### [What needs to be done]
From the listing below, copy every line with the word "marker".

"""

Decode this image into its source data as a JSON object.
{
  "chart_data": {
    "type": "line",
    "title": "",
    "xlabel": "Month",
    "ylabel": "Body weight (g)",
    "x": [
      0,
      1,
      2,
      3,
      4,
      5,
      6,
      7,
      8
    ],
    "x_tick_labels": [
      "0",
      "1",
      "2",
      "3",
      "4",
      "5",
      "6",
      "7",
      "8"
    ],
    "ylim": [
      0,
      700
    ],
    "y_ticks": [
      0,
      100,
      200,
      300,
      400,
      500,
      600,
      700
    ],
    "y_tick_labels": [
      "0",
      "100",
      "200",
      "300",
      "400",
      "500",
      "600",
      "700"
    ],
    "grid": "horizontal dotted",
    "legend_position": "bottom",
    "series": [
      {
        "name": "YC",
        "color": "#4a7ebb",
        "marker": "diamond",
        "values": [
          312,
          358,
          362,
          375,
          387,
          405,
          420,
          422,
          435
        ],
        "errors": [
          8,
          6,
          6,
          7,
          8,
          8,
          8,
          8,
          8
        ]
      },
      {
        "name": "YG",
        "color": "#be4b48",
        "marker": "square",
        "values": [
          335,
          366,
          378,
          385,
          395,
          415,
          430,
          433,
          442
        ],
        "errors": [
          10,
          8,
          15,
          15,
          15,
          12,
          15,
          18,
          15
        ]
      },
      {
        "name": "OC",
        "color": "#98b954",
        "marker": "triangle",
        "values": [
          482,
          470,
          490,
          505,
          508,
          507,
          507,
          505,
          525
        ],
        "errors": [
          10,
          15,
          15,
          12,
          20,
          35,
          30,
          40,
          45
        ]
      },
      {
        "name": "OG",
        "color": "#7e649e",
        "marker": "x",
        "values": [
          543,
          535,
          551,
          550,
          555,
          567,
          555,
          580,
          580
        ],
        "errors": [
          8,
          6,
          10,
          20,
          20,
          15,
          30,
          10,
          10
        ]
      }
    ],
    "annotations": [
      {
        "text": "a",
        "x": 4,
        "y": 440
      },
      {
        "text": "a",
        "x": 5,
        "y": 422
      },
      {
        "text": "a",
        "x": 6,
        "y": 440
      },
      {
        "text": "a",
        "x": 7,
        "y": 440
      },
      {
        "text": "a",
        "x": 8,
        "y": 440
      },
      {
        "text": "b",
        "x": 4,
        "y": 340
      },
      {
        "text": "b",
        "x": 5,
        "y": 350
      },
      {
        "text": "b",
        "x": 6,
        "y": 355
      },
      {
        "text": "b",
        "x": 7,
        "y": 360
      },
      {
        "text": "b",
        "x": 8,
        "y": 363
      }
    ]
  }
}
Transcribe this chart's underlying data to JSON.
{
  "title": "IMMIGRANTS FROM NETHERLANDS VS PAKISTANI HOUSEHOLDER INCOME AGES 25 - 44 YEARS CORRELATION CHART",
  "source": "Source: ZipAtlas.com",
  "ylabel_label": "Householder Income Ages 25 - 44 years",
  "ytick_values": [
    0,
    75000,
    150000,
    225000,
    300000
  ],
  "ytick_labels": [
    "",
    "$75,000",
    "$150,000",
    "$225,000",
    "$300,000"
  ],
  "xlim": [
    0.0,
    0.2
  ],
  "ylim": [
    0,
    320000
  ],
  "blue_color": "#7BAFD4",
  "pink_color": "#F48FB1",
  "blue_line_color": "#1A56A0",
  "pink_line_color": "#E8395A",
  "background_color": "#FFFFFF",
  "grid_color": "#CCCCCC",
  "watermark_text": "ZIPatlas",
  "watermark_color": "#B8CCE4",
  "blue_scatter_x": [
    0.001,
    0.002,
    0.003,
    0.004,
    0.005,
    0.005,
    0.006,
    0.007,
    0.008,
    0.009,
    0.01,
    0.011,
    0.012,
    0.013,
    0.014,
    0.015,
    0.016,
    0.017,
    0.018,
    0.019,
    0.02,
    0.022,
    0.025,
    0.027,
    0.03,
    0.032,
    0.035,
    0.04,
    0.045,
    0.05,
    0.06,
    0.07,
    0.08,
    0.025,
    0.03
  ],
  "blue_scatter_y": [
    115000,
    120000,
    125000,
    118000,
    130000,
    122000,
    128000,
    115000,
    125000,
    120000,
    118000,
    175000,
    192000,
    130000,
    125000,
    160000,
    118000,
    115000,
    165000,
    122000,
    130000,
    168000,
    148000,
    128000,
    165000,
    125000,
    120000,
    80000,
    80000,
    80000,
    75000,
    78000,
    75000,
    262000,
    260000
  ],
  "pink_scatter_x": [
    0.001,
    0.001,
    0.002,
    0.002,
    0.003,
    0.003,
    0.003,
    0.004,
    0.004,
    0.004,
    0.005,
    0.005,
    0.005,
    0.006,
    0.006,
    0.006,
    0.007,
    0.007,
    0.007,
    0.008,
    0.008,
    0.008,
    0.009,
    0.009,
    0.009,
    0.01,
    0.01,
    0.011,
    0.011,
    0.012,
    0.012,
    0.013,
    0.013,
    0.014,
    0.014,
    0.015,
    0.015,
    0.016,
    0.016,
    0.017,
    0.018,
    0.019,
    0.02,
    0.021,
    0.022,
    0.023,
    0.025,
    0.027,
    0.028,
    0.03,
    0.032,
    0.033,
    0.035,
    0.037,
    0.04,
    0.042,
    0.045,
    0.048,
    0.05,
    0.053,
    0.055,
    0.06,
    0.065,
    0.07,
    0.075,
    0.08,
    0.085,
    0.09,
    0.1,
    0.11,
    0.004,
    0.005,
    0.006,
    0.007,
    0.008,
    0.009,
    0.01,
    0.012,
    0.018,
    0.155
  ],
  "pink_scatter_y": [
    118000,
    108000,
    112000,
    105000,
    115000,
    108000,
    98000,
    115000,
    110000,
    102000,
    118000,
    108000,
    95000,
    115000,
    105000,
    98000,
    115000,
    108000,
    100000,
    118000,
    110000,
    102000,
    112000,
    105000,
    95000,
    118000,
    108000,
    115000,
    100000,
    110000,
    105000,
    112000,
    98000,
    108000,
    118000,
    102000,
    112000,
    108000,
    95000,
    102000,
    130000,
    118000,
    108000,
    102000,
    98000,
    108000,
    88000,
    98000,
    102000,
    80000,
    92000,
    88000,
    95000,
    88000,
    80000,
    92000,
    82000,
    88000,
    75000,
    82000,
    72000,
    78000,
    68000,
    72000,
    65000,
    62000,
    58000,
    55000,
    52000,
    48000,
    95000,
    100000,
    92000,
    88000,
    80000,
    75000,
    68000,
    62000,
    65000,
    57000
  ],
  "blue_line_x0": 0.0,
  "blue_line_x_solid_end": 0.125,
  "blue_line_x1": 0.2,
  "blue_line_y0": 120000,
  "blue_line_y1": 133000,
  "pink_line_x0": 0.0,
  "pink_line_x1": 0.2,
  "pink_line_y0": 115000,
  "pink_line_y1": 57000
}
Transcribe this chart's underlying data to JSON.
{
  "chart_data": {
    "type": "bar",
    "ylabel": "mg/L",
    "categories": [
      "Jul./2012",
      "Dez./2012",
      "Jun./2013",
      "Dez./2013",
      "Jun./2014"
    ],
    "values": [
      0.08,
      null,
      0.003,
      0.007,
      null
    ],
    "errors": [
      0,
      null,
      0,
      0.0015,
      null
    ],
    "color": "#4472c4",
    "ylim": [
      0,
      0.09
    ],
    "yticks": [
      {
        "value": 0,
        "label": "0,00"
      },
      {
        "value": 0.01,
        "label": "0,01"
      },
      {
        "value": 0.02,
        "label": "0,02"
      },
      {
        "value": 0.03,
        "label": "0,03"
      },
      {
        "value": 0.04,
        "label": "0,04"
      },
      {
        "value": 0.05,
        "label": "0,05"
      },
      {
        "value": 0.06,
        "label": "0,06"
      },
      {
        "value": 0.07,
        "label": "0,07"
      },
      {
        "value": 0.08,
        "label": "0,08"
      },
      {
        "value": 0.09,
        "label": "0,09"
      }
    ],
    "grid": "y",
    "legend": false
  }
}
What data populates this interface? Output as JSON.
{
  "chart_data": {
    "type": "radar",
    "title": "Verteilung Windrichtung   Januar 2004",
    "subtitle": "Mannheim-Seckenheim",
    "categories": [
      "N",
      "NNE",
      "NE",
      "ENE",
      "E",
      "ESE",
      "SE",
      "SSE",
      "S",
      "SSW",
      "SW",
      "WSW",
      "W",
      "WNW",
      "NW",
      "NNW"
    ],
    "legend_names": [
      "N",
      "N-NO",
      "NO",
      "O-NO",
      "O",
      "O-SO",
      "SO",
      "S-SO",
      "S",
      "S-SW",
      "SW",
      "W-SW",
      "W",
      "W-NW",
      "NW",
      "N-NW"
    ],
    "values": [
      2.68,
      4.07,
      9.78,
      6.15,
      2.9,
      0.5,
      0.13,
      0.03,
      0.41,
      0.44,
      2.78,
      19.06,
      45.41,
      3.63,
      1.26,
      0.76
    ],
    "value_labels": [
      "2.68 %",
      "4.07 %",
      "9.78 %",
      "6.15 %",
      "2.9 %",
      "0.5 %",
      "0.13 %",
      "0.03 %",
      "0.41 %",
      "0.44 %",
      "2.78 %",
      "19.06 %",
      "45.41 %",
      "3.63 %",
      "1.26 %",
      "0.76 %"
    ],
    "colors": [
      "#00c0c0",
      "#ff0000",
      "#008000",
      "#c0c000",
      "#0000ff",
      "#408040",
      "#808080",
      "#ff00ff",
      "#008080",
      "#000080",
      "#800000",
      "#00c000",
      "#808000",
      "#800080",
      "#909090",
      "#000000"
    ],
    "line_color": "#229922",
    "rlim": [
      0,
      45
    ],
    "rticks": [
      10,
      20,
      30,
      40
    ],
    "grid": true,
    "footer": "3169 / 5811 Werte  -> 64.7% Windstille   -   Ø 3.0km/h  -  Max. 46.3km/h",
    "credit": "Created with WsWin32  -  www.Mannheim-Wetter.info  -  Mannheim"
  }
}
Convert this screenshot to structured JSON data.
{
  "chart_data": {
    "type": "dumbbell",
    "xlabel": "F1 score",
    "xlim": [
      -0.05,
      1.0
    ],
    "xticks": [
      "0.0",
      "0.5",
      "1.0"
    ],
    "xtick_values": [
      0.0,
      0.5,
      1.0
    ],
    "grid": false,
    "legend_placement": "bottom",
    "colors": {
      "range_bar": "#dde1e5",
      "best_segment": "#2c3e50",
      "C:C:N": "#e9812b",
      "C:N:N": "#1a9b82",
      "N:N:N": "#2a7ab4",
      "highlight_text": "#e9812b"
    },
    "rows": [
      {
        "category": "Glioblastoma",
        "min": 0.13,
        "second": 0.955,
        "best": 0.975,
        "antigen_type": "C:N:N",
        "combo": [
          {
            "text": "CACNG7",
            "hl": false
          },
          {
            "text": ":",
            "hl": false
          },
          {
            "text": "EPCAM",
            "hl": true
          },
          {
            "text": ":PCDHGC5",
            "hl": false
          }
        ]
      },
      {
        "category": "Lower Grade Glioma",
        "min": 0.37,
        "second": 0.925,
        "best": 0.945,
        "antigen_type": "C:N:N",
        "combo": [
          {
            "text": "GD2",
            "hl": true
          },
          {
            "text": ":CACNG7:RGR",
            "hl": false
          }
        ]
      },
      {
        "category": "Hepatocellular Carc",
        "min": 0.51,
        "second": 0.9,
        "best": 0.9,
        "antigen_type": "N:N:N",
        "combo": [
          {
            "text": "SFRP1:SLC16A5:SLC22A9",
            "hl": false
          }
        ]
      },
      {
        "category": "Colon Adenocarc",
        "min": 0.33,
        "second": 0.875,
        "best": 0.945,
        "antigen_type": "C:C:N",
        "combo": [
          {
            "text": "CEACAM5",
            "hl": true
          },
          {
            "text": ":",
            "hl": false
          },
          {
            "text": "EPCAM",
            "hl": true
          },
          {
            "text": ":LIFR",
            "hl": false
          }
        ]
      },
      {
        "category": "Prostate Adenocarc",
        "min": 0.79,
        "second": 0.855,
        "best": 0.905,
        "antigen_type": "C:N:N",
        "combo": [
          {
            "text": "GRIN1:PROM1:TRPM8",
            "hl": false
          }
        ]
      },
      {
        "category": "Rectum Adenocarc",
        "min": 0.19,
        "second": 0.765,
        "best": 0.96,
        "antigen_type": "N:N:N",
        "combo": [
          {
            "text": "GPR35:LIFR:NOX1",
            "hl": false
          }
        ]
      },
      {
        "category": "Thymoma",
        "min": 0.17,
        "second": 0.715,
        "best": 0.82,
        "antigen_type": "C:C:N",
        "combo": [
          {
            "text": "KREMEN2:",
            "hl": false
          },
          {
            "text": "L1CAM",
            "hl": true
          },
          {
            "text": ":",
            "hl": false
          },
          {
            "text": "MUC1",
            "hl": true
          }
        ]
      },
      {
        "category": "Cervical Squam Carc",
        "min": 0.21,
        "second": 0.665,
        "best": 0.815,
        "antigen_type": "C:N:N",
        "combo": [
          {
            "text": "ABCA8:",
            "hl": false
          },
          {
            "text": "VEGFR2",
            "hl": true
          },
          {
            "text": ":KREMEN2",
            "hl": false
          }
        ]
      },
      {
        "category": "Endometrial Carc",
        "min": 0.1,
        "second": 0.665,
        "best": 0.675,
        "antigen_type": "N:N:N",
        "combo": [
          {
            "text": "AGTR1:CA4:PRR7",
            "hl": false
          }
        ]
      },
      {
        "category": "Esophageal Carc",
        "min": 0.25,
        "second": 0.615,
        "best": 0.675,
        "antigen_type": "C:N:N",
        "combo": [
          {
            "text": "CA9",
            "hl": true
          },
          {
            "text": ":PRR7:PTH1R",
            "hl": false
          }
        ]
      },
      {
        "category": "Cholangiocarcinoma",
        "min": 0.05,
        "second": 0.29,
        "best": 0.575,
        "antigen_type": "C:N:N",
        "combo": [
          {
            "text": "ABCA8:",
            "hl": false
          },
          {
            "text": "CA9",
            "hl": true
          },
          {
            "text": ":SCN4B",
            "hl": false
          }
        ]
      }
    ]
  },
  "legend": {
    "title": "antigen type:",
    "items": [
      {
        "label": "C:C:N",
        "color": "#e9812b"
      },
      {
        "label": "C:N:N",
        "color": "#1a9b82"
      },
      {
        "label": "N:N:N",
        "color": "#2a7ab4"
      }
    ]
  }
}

"""

### [Output of the exercise]
        "marker": "diamond",
        "marker": "square",
        "marker": "triangle",
        "marker": "x",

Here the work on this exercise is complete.